** PROBLEM **
Output the entries below exactly as written, omitting pictures.

** SUPPLIED DATA **
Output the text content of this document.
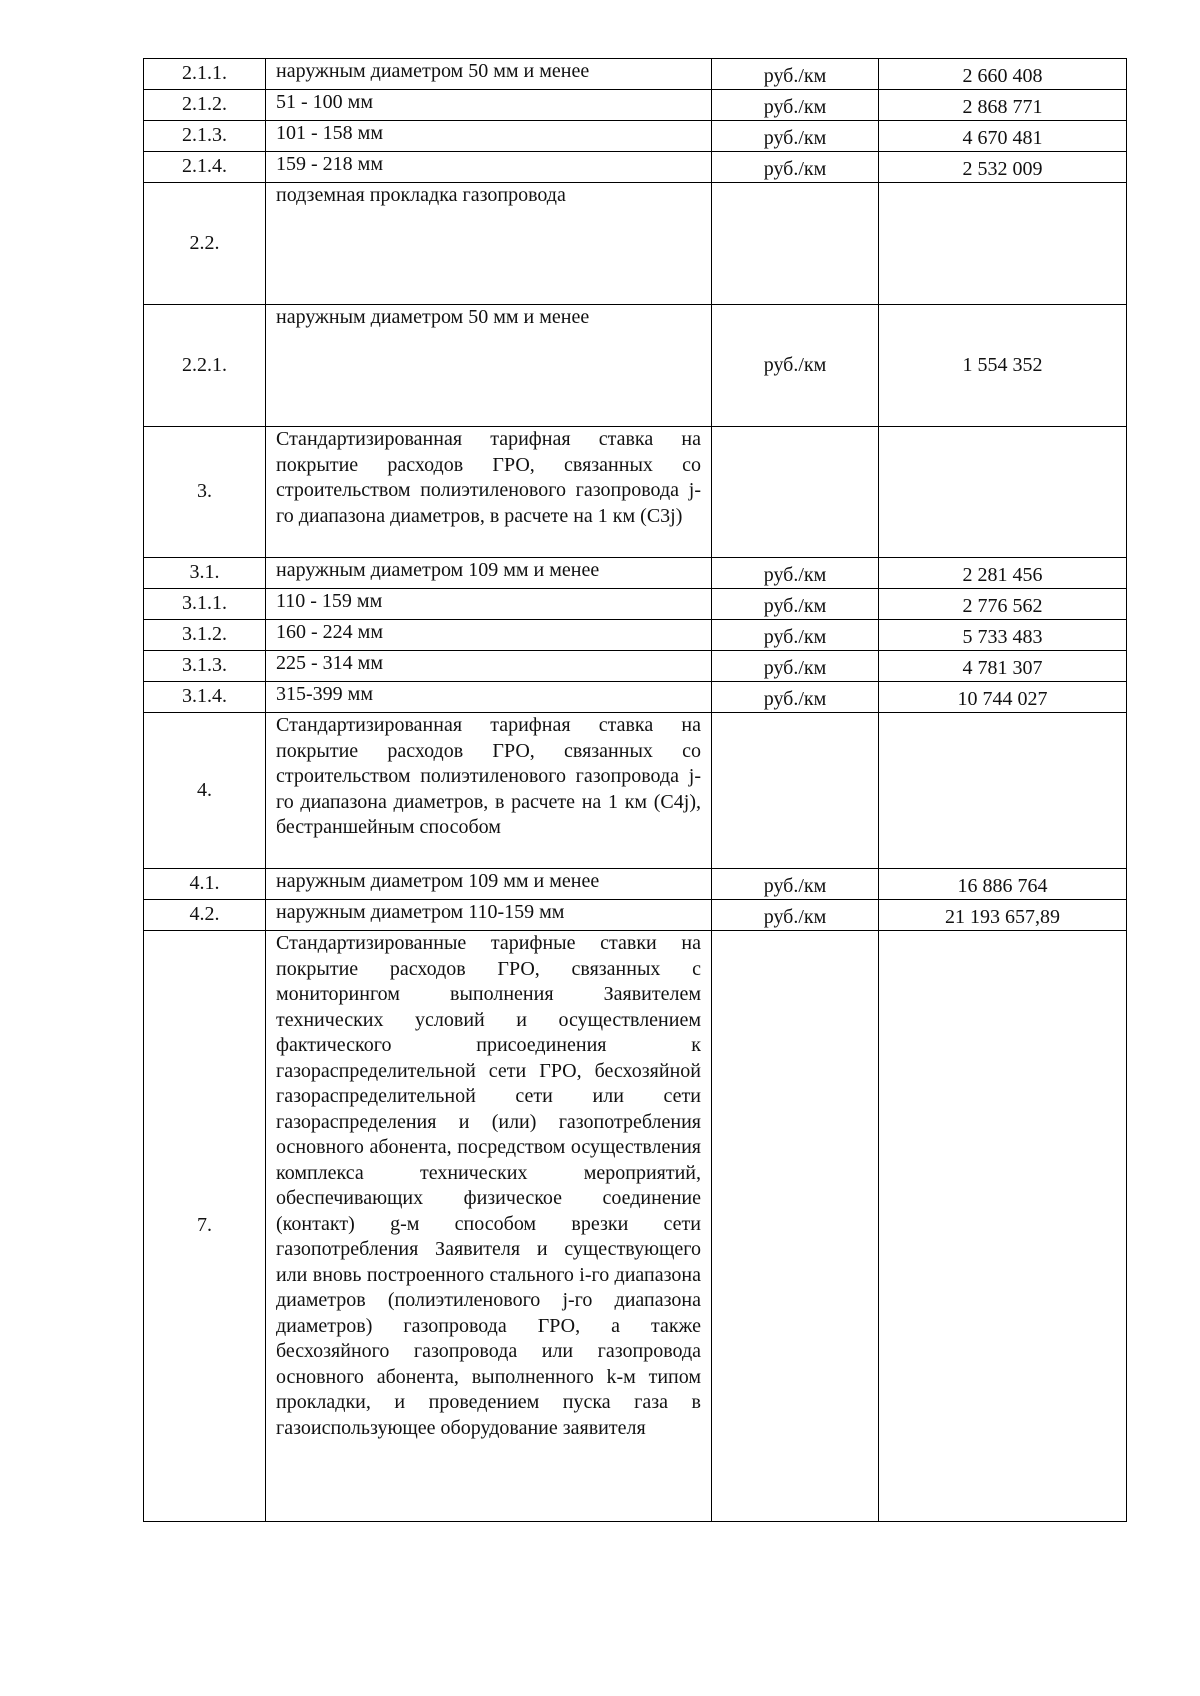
2.1.1.	наружным диаметром 50 мм и менее	руб./км	2 660 408
2.1.2.	51 - 100 мм	руб./км	2 868 771
2.1.3.	101 - 158 мм	руб./км	4 670 481
2.1.4.	159 - 218 мм	руб./км	2 532 009
2.2.	подземная прокладка газопровода		
2.2.1.	наружным диаметром 50 мм и менее	руб./км	1 554 352
3.	Стандартизированная тарифная ставка на покрытие расходов ГРО, связанных со строительством полиэтиленового газопровода j-го диапазона диаметров, в расчете на 1 км (С3j)		
3.1.	наружным диаметром 109 мм и менее	руб./км	2 281 456
3.1.1.	110 - 159 мм	руб./км	2 776 562
3.1.2.	160 - 224 мм	руб./км	5 733 483
3.1.3.	225 - 314 мм	руб./км	4 781 307
3.1.4.	315-399 мм	руб./км	10 744 027
4.	Стандартизированная тарифная ставка на покрытие расходов ГРО, связанных со строительством полиэтиленового газопровода j-го диапазона диаметров, в расчете на 1 км (С4j), бестраншейным способом		
4.1.	наружным диаметром 109 мм и менее	руб./км	16 886 764
4.2.	наружным диаметром 110-159 мм	руб./км	21 193 657,89
7.	Стандартизированные тарифные ставки на покрытие расходов ГРО, связанных с мониторингом выполнения Заявителем технических условий и осуществлением фактического присоединения к газораспределительной сети ГРО, бесхозяйной газораспределительной сети или сети газораспределения и (или) газопотребления основного абонента, посредством осуществления комплекса технических мероприятий, обеспечивающих физическое соединение (контакт) g-м способом врезки сети газопотребления Заявителя и существующего или вновь построенного стального i-го диапазона диаметров (полиэтиленового j-го диапазона диаметров) газопровода ГРО, а также бесхозяйного газопровода или газопровода основного абонента, выполненного k-м типом прокладки, и проведением пуска газа в газоиспользующее оборудование заявителя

** EXERCISE RESULT **
Output the text content of this document.
2.1.1.	наружным диаметром 50 мм и менее	руб./км	2 660 408
2.1.2.	51 - 100 мм	руб./км	2 868 771
2.1.3.	101 - 158 мм	руб./км	4 670 481
2.1.4.	159 - 218 мм	руб./км	2 532 009
2.2.	подземная прокладка газопровода		
2.2.1.	наружным диаметром 50 мм и менее	руб./км	1 554 352
3.	Стандартизированная тарифная ставка на покрытие расходов ГРО, связанных со строительством полиэтиленового газопровода j-го диапазона диаметров, в расчете на 1 км (С3j)		
3.1.	наружным диаметром 109 мм и менее	руб./км	2 281 456
3.1.1.	110 - 159 мм	руб./км	2 776 562
3.1.2.	160 - 224 мм	руб./км	5 733 483
3.1.3.	225 - 314 мм	руб./км	4 781 307
3.1.4.	315-399 мм	руб./км	10 744 027
4.	Стандартизированная тарифная ставка на покрытие расходов ГРО, связанных со строительством полиэтиленового газопровода j-го диапазона диаметров, в расчете на 1 км (С4j), бестраншейным способом		
4.1.	наружным диаметром 109 мм и менее	руб./км	16 886 764
4.2.	наружным диаметром 110-159 мм	руб./км	21 193 657,89
7.	Стандартизированные тарифные ставки на покрытие расходов ГРО, связанных с мониторингом выполнения Заявителем технических условий и осуществлением фактического присоединения к газораспределительной сети ГРО, бесхозяйной газораспределительной сети или сети газораспределения и (или) газопотребления основного абонента, посредством осуществления комплекса технических мероприятий, обеспечивающих физическое соединение (контакт) g-м способом врезки сети газопотребления Заявителя и существующего или вновь построенного стального i-го диапазона диаметров (полиэтиленового j-го диапазона диаметров) газопровода ГРО, а также бесхозяйного газопровода или газопровода основного абонента, выполненного k-м типом прокладки, и проведением пуска газа в газоиспользующее оборудование заявителя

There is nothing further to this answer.